» **YOUR GOAL**
Draw out every line with the word "this" from the listing below.
□ □ □ □
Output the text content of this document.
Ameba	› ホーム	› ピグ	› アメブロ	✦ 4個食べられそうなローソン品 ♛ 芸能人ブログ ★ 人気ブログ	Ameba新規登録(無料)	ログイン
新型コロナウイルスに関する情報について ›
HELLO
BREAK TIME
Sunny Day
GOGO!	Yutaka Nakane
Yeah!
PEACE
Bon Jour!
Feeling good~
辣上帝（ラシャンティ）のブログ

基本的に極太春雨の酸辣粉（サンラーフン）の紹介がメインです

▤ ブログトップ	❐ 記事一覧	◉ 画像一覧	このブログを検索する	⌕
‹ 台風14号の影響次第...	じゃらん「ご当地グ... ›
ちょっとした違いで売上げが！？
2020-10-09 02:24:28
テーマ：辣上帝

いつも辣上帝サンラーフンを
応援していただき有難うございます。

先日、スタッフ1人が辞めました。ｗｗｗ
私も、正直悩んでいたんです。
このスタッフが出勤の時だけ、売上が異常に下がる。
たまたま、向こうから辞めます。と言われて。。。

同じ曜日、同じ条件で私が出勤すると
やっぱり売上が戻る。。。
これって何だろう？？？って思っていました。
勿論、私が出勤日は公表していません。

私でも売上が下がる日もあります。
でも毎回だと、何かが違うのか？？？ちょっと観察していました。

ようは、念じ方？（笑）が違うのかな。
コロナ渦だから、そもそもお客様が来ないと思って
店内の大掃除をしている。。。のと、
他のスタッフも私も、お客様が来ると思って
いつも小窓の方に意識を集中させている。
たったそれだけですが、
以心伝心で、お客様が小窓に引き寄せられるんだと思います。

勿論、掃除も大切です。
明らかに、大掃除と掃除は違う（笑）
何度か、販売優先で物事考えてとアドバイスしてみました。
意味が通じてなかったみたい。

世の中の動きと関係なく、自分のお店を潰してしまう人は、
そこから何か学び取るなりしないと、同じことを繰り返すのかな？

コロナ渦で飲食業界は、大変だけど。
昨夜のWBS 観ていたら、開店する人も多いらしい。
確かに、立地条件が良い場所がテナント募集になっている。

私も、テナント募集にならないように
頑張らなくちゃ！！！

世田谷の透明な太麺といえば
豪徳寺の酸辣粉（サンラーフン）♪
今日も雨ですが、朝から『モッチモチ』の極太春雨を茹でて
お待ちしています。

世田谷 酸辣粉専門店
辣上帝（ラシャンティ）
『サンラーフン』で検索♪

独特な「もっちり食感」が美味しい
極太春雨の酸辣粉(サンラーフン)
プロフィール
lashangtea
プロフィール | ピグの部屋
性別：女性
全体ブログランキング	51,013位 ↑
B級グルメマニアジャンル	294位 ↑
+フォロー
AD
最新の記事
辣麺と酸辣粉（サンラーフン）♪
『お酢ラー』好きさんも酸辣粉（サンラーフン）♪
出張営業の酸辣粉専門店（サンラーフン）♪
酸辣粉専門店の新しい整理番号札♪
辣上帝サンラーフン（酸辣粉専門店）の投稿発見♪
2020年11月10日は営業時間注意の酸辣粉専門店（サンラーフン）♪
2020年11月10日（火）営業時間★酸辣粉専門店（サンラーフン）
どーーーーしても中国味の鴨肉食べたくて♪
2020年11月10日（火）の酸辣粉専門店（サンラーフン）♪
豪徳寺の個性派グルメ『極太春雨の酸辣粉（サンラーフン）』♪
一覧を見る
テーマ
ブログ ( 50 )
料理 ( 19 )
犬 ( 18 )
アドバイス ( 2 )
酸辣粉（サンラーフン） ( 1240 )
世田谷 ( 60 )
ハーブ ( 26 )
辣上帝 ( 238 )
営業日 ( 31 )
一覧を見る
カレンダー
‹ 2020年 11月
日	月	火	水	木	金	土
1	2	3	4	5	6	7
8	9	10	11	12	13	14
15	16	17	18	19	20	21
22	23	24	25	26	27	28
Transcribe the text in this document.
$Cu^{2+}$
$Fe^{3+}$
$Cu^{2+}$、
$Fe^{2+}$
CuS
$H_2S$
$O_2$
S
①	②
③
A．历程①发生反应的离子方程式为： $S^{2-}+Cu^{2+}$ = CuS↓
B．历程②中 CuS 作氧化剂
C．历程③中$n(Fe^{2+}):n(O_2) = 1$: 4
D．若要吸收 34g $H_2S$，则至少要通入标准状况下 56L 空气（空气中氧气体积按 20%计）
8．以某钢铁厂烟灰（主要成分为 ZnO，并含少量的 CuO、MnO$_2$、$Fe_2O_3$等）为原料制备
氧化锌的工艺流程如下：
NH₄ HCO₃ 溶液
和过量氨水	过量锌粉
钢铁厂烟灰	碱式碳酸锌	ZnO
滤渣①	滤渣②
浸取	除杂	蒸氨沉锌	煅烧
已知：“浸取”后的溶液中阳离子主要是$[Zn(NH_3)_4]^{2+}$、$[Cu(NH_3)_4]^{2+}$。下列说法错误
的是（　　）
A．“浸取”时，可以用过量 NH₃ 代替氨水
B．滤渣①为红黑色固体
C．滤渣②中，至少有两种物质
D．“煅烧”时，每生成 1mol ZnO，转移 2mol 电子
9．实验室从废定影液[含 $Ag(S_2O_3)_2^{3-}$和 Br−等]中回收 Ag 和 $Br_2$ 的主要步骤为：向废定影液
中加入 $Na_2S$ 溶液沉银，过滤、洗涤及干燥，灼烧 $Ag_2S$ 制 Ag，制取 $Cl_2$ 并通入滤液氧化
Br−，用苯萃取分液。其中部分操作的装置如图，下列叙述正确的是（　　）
□ □ □ □
» **EXERCISE OUTPUT**
Output the text content of this document.
Transcribe the text in this document.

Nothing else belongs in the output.